§ **The problem**
Look through the listing for the word "this". Copy each line that has it.

— start of Material for the task —

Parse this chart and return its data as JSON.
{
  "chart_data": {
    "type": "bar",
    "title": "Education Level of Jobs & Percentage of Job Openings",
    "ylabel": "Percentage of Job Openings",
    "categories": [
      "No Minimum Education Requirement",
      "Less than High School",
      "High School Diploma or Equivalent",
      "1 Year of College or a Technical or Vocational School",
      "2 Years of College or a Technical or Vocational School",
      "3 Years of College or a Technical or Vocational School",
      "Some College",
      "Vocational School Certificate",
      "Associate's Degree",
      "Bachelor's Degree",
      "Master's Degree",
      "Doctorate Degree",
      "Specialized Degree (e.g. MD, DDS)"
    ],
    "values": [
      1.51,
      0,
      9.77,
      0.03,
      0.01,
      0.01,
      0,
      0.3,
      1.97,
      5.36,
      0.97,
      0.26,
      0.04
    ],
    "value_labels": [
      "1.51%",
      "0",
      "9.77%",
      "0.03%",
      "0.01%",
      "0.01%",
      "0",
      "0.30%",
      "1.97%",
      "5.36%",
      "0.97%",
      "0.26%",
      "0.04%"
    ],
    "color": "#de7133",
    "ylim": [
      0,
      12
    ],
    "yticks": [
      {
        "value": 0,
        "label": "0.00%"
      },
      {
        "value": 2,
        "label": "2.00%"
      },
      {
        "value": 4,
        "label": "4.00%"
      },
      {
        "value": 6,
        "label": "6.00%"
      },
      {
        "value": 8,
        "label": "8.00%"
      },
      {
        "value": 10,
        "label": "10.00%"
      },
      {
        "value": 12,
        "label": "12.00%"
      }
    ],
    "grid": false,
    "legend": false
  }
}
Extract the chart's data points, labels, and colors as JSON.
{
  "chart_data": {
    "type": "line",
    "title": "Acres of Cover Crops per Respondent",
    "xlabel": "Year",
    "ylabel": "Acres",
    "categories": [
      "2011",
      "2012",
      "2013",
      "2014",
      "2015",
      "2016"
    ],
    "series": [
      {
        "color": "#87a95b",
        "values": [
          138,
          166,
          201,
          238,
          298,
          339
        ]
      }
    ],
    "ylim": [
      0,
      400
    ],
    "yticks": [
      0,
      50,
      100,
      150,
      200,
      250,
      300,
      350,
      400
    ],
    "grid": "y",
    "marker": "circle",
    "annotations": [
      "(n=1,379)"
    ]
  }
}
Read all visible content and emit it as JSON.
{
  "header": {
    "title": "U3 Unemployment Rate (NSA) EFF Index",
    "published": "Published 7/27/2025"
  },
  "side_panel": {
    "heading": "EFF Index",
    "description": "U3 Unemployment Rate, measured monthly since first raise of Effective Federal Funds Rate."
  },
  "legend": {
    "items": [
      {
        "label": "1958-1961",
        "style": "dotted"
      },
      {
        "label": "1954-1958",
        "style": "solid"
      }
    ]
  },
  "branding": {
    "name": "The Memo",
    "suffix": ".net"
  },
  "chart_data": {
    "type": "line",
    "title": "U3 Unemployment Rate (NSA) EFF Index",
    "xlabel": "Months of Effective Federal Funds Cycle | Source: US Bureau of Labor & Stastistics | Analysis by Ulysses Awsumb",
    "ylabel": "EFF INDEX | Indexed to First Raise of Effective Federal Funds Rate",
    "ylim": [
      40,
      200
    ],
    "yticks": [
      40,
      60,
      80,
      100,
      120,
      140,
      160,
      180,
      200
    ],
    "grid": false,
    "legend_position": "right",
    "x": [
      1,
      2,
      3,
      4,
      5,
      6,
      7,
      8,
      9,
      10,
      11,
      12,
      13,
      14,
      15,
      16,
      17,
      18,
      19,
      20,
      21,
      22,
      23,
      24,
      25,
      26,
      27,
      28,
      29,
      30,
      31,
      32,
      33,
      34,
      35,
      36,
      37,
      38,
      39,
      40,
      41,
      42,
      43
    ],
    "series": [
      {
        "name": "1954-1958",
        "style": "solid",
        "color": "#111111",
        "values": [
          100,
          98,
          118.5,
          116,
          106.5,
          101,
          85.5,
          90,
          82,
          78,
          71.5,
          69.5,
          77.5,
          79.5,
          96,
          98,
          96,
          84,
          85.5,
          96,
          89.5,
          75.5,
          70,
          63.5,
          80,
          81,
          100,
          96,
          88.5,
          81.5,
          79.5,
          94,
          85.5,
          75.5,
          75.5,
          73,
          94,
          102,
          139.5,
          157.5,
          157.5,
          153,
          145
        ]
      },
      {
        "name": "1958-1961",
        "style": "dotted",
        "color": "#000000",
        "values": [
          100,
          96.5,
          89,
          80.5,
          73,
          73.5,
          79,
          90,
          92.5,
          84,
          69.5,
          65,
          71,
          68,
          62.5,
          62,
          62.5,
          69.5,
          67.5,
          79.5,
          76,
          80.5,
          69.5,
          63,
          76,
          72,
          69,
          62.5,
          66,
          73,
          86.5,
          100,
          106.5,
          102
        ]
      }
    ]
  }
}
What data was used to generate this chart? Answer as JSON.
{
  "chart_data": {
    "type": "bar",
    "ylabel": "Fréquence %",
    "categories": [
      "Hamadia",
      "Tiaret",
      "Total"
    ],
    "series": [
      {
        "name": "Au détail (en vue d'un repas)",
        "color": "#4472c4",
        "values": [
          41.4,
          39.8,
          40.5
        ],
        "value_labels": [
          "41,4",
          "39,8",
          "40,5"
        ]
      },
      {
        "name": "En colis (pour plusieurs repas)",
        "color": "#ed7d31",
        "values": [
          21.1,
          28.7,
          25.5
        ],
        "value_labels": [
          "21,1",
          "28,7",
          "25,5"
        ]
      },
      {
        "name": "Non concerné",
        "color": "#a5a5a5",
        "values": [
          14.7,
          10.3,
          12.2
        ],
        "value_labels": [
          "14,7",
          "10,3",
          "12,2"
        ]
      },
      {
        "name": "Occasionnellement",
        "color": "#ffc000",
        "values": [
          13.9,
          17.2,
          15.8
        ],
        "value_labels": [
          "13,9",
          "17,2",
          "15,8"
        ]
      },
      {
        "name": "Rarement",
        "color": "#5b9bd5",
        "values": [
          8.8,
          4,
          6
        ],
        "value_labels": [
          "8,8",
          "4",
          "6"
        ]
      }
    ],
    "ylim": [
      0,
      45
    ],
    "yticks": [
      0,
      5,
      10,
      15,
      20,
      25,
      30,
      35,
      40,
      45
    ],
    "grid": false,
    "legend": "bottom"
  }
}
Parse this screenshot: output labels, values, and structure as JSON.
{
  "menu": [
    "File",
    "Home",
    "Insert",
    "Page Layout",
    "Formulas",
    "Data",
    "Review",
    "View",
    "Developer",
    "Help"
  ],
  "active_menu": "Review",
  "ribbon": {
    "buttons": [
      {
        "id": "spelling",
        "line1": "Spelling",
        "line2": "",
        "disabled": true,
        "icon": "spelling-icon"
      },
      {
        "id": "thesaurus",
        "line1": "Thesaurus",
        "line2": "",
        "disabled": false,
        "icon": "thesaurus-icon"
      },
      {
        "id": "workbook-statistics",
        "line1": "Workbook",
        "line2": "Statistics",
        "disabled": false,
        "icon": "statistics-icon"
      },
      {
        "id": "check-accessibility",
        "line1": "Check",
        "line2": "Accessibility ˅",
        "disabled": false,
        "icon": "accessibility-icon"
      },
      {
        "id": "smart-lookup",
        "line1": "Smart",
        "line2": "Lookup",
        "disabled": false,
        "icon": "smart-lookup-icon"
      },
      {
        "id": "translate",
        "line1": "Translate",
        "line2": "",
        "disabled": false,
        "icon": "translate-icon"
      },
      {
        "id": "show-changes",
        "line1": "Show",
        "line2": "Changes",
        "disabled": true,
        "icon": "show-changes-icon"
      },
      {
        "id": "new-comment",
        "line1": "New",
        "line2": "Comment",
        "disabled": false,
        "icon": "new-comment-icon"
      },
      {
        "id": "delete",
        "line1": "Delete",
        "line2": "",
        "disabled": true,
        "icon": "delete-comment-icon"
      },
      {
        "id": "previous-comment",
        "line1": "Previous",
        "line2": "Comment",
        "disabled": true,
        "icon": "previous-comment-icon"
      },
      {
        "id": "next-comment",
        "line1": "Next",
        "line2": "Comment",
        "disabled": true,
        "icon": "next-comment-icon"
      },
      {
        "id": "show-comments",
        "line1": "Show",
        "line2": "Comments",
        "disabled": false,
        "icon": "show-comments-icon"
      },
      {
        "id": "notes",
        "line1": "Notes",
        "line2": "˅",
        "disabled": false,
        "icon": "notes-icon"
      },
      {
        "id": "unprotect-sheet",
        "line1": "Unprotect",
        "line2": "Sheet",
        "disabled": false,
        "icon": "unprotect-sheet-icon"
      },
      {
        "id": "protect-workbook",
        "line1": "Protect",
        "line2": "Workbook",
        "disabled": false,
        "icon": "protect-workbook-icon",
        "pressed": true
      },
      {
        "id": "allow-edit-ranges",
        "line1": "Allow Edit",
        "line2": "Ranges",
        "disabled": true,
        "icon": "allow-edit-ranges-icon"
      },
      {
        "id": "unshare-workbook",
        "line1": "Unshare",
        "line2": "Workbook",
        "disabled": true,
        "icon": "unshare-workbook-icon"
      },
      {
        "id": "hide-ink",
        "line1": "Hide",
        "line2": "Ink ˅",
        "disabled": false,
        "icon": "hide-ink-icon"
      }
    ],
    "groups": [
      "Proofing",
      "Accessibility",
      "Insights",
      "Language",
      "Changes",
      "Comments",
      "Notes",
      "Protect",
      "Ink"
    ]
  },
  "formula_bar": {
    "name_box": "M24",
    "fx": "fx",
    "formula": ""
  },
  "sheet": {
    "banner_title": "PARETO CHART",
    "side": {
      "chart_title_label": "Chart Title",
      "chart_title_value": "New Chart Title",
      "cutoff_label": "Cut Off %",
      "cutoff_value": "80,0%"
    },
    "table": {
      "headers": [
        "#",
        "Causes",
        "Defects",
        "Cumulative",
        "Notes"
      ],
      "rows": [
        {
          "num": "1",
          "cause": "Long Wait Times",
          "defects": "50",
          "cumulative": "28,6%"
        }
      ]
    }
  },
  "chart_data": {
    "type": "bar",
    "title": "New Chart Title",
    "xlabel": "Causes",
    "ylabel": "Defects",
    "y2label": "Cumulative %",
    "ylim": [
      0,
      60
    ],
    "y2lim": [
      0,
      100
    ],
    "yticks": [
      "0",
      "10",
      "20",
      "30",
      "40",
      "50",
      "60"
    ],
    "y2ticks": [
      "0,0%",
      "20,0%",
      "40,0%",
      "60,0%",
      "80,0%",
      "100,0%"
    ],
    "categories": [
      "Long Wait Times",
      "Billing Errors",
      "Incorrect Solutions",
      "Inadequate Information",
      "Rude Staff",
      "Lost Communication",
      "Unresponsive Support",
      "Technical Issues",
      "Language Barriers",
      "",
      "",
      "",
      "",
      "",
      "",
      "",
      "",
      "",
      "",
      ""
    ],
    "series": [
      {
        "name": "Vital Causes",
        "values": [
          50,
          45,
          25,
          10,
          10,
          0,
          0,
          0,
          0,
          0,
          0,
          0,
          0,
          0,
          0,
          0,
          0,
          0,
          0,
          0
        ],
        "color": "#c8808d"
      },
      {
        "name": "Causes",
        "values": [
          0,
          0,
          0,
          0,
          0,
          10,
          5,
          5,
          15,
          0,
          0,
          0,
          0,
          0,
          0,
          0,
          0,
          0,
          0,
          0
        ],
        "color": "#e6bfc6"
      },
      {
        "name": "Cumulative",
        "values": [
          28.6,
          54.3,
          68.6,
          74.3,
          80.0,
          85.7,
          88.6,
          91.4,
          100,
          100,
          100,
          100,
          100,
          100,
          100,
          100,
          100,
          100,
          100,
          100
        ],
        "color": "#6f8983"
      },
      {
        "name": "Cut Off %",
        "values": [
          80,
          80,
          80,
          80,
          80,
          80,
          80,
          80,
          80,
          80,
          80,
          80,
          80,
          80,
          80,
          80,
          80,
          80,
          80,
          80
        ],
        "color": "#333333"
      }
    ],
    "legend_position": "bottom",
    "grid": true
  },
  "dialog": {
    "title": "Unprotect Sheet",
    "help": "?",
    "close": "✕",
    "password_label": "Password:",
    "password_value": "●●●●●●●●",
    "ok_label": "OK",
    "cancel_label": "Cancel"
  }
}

— end of Material for the task —

§ **Finished exercise**
Parse this chart and return its data as JSON.
What data was used to generate this chart? Answer as JSON.
Parse this screenshot: output labels, values, and structure as JSON.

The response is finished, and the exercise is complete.